Item position entries -
+++
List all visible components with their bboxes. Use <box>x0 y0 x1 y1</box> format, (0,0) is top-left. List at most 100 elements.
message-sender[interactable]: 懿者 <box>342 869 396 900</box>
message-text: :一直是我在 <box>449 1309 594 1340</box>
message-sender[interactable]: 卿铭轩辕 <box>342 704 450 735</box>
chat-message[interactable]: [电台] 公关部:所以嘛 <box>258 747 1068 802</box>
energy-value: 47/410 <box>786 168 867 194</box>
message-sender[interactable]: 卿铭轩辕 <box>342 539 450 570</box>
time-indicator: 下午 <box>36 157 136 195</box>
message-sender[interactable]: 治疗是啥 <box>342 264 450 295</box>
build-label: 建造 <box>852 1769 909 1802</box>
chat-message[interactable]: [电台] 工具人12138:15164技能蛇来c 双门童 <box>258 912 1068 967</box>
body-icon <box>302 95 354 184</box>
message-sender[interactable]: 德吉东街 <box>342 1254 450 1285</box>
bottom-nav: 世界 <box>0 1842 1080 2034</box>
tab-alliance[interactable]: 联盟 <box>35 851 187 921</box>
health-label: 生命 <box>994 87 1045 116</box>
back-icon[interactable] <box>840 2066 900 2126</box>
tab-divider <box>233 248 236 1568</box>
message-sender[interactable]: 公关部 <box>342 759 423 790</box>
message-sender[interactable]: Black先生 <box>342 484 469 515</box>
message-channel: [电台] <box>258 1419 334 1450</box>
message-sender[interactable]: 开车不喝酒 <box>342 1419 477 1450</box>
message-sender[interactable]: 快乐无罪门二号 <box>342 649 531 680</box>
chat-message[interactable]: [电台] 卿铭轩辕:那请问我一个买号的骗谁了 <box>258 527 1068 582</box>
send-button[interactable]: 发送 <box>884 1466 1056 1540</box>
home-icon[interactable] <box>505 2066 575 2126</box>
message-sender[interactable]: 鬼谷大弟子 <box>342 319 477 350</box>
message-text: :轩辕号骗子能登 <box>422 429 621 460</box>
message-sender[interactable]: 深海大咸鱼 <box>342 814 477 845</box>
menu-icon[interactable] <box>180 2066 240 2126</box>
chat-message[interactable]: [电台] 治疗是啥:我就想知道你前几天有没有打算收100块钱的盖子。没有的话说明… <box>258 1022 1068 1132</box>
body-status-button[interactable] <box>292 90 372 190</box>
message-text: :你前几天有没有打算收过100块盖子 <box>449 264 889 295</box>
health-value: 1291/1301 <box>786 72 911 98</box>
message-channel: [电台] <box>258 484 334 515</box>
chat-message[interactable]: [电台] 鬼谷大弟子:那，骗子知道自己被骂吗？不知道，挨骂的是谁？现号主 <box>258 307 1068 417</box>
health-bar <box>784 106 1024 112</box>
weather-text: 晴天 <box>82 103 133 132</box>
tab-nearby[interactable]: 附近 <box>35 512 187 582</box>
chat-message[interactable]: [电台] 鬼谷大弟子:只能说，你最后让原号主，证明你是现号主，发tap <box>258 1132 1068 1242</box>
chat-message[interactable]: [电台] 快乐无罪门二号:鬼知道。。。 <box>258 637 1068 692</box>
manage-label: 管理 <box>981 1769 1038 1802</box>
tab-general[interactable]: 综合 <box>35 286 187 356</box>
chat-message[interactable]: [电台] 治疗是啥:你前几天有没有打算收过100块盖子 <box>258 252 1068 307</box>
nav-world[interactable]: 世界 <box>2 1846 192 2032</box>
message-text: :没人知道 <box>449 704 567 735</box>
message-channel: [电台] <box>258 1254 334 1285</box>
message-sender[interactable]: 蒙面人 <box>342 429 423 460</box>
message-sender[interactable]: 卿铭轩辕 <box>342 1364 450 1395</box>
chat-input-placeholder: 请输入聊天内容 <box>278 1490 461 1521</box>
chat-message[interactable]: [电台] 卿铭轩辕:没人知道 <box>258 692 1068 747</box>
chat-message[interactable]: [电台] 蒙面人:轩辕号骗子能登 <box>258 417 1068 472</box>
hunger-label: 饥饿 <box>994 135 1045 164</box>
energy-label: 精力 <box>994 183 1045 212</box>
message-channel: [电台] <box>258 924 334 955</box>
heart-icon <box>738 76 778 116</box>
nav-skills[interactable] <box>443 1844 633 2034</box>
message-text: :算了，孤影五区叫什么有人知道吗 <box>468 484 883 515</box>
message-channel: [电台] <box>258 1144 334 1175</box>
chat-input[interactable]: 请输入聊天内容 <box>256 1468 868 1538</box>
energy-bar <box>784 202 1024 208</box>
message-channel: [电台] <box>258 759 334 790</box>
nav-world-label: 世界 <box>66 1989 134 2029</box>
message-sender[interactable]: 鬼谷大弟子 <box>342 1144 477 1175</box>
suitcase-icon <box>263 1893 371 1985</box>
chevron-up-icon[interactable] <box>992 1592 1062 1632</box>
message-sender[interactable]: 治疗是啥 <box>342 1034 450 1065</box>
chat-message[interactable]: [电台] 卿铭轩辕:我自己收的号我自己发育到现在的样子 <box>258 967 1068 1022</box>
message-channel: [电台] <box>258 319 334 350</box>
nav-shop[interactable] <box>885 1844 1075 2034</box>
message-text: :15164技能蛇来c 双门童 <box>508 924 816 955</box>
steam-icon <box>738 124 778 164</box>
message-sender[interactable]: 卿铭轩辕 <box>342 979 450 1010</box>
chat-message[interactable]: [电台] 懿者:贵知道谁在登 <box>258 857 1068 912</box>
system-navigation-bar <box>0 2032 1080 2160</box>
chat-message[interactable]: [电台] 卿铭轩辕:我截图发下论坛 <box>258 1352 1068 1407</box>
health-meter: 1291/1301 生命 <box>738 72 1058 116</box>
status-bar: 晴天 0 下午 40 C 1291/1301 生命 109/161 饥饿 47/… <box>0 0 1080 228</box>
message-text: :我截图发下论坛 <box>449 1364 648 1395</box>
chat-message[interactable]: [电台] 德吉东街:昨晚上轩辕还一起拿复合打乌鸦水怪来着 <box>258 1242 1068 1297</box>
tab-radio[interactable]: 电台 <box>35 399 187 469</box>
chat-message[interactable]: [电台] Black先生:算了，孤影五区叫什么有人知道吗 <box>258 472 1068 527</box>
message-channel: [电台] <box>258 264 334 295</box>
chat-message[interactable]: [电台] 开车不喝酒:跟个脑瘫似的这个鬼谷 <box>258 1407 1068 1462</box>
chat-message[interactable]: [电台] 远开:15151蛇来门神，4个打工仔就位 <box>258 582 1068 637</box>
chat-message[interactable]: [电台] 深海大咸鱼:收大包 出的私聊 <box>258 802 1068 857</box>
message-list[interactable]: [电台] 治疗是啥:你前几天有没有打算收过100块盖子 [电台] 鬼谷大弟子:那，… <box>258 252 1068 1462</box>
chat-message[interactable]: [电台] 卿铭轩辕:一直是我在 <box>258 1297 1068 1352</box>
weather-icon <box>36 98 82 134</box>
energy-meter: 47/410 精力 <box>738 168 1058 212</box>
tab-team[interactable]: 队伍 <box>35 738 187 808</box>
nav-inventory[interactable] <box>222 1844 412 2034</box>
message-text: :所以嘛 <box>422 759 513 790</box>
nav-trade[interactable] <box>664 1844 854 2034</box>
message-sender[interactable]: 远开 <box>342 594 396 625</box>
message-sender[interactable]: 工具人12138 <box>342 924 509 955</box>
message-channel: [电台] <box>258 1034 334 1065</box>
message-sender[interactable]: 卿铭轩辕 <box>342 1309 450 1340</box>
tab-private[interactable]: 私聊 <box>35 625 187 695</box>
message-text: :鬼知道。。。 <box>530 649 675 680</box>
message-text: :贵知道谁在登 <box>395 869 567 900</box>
+++
What the task asks -
Render every line of the listing above as a JSON list of strings, one string per line, and leave out any blank lines.

Complete response -
[
  "List all visible components with their bboxes. Use <box>x0 y0 x1 y1</box> format, (0,0) is top-left. List at most 100 elements.",
  "message-sender[interactable]: 懿者 <box>342 869 396 900</box>",
  "message-text: :一直是我在 <box>449 1309 594 1340</box>",
  "message-sender[interactable]: 卿铭轩辕 <box>342 704 450 735</box>",
  "chat-message[interactable]: [电台] 公关部:所以嘛 <box>258 747 1068 802</box>",
  "energy-value: 47/410 <box>786 168 867 194</box>",
  "message-sender[interactable]: 卿铭轩辕 <box>342 539 450 570</box>",
  "time-indicator: 下午 <box>36 157 136 195</box>",
  "message-sender[interactable]: 治疗是啥 <box>342 264 450 295</box>",
  "build-label: 建造 <box>852 1769 909 1802</box>",
  "chat-message[interactable]: [电台] 工具人12138:15164技能蛇来c 双门童 <box>258 912 1068 967</box>",
  "body-icon <box>302 95 354 184</box>",
  "message-sender[interactable]: 德吉东街 <box>342 1254 450 1285</box>",
  "bottom-nav: 世界 <box>0 1842 1080 2034</box>",
  "tab-alliance[interactable]: 联盟 <box>35 851 187 921</box>",
  "health-label: 生命 <box>994 87 1045 116</box>",
  "back-icon[interactable] <box>840 2066 900 2126</box>",
  "tab-divider <box>233 248 236 1568</box>",
  "message-sender[interactable]: 公关部 <box>342 759 423 790</box>",
  "message-sender[interactable]: Black先生 <box>342 484 469 515</box>",
  "message-channel: [电台] <box>258 1419 334 1450</box>",
  "message-sender[interactable]: 开车不喝酒 <box>342 1419 477 1450</box>",
  "message-sender[interactable]: 快乐无罪门二号 <box>342 649 531 680</box>",
  "chat-message[interactable]: [电台] 卿铭轩辕:那请问我一个买号的骗谁了 <box>258 527 1068 582</box>",
  "send-button[interactable]: 发送 <box>884 1466 1056 1540</box>",
  "home-icon[interactable] <box>505 2066 575 2126</box>",
  "message-sender[interactable]: 鬼谷大弟子 <box>342 319 477 350</box>",
  "message-text: :轩辕号骗子能登 <box>422 429 621 460</box>",
  "message-sender[interactable]: 深海大咸鱼 <box>342 814 477 845</box>",
  "menu-icon[interactable] <box>180 2066 240 2126</box>",
  "chat-message[interactable]: [电台] 治疗是啥:我就想知道你前几天有没有打算收100块钱的盖子。没有的话说明… <box>258 1022 1068 1132</box>",
  "body-status-button[interactable] <box>292 90 372 190</box>",
  "message-text: :你前几天有没有打算收过100块盖子 <box>449 264 889 295</box>",
  "health-value: 1291/1301 <box>786 72 911 98</box>",
  "message-channel: [电台] <box>258 484 334 515</box>",
  "chat-message[interactable]: [电台] 鬼谷大弟子:那，骗子知道自己被骂吗？不知道，挨骂的是谁？现号主 <box>258 307 1068 417</box>",
  "health-bar <box>784 106 1024 112</box>",
  "weather-text: 晴天 <box>82 103 133 132</box>",
  "tab-nearby[interactable]: 附近 <box>35 512 187 582</box>",
  "chat-message[interactable]: [电台] 鬼谷大弟子:只能说，你最后让原号主，证明你是现号主，发tap <box>258 1132 1068 1242</box>",
  "chat-message[interactable]: [电台] 快乐无罪门二号:鬼知道。。。 <box>258 637 1068 692</box>",
  "manage-label: 管理 <box>981 1769 1038 1802</box>",
  "tab-general[interactable]: 综合 <box>35 286 187 356</box>",
  "chat-message[interactable]: [电台] 治疗是啥:你前几天有没有打算收过100块盖子 <box>258 252 1068 307</box>",
  "nav-world[interactable]: 世界 <box>2 1846 192 2032</box>",
  "message-text: :没人知道 <box>449 704 567 735</box>",
  "message-channel: [电台] <box>258 1254 334 1285</box>",
  "message-sender[interactable]: 蒙面人 <box>342 429 423 460</box>",
  "message-sender[interactable]: 卿铭轩辕 <box>342 1364 450 1395</box>",
  "chat-input-placeholder: 请输入聊天内容 <box>278 1490 461 1521</box>",
  "chat-message[interactable]: [电台] 卿铭轩辕:没人知道 <box>258 692 1068 747</box>",
  "chat-message[interactable]: [电台] 蒙面人:轩辕号骗子能登 <box>258 417 1068 472</box>",
  "hunger-label: 饥饿 <box>994 135 1045 164</box>",
  "energy-label: 精力 <box>994 183 1045 212</box>",
  "message-channel: [电台] <box>258 924 334 955</box>",
  "heart-icon <box>738 76 778 116</box>",
  "nav-skills[interactable] <box>443 1844 633 2034</box>",
  "message-text: :算了，孤影五区叫什么有人知道吗 <box>468 484 883 515</box>",
  "message-channel: [电台] <box>258 1144 334 1175</box>",
  "chat-input[interactable]: 请输入聊天内容 <box>256 1468 868 1538</box>",
  "energy-bar <box>784 202 1024 208</box>",
  "message-channel: [电台] <box>258 759 334 790</box>",
  "nav-world-label: 世界 <box>66 1989 134 2029</box>",
  "message-sender[interactable]: 鬼谷大弟子 <box>342 1144 477 1175</box>",
  "suitcase-icon <box>263 1893 371 1985</box>",
  "chevron-up-icon[interactable] <box>992 1592 1062 1632</box>",
  "message-sender[interactable]: 治疗是啥 <box>342 1034 450 1065</box>",
  "chat-message[interactable]: [电台] 卿铭轩辕:我自己收的号我自己发育到现在的样子 <box>258 967 1068 1022</box>",
  "message-channel: [电台] <box>258 319 334 350</box>",
  "nav-shop[interactable] <box>885 1844 1075 2034</box>",
  "message-text: :15164技能蛇来c 双门童 <box>508 924 816 955</box>",
  "steam-icon <box>738 124 778 164</box>",
  "message-sender[interactable]: 卿铭轩辕 <box>342 979 450 1010</box>",
  "chat-message[interactable]: [电台] 懿者:贵知道谁在登 <box>258 857 1068 912</box>",
  "system-navigation-bar <box>0 2032 1080 2160</box>",
  "chat-message[interactable]: [电台] 卿铭轩辕:我截图发下论坛 <box>258 1352 1068 1407</box>",
  "health-meter: 1291/1301 生命 <box>738 72 1058 116</box>",
  "status-bar: 晴天 0 下午 40 C 1291/1301 生命 109/161 饥饿 47/… <box>0 0 1080 228</box>",
  "message-text: :我截图发下论坛 <box>449 1364 648 1395</box>",
  "chat-message[interactable]: [电台] 德吉东街:昨晚上轩辕还一起拿复合打乌鸦水怪来着 <box>258 1242 1068 1297</box>",
  "tab-radio[interactable]: 电台 <box>35 399 187 469</box>",
  "chat-message[interactable]: [电台] Black先生:算了，孤影五区叫什么有人知道吗 <box>258 472 1068 527</box>",
  "message-channel: [电台] <box>258 264 334 295</box>",
  "chat-message[interactable]: [电台] 开车不喝酒:跟个脑瘫似的这个鬼谷 <box>258 1407 1068 1462</box>",
  "chat-message[interactable]: [电台] 远开:15151蛇来门神，4个打工仔就位 <box>258 582 1068 637</box>",
  "chat-message[interactable]: [电台] 深海大咸鱼:收大包 出的私聊 <box>258 802 1068 857</box>",
  "message-list[interactable]: [电台] 治疗是啥:你前几天有没有打算收过100块盖子 [电台] 鬼谷大弟子:那，… <box>258 252 1068 1462</box>",
  "chat-message[interactable]: [电台] 卿铭轩辕:一直是我在 <box>258 1297 1068 1352</box>",
  "weather-icon <box>36 98 82 134</box>",
  "energy-meter: 47/410 精力 <box>738 168 1058 212</box>",
  "tab-team[interactable]: 队伍 <box>35 738 187 808</box>",
  "nav-inventory[interactable] <box>222 1844 412 2034</box>",
  "message-text: :所以嘛 <box>422 759 513 790</box>",
  "nav-trade[interactable] <box>664 1844 854 2034</box>",
  "message-sender[interactable]: 远开 <box>342 594 396 625</box>",
  "message-sender[interactable]: 工具人12138 <box>342 924 509 955</box>",
  "message-channel: [电台] <box>258 1034 334 1065</box>",
  "message-sender[interactable]: 卿铭轩辕 <box>342 1309 450 1340</box>",
  "tab-private[interactable]: 私聊 <box>35 625 187 695</box>",
  "message-text: :鬼知道。。。 <box>530 649 675 680</box>",
  "message-text: :贵知道谁在登 <box>395 869 567 900</box>"
]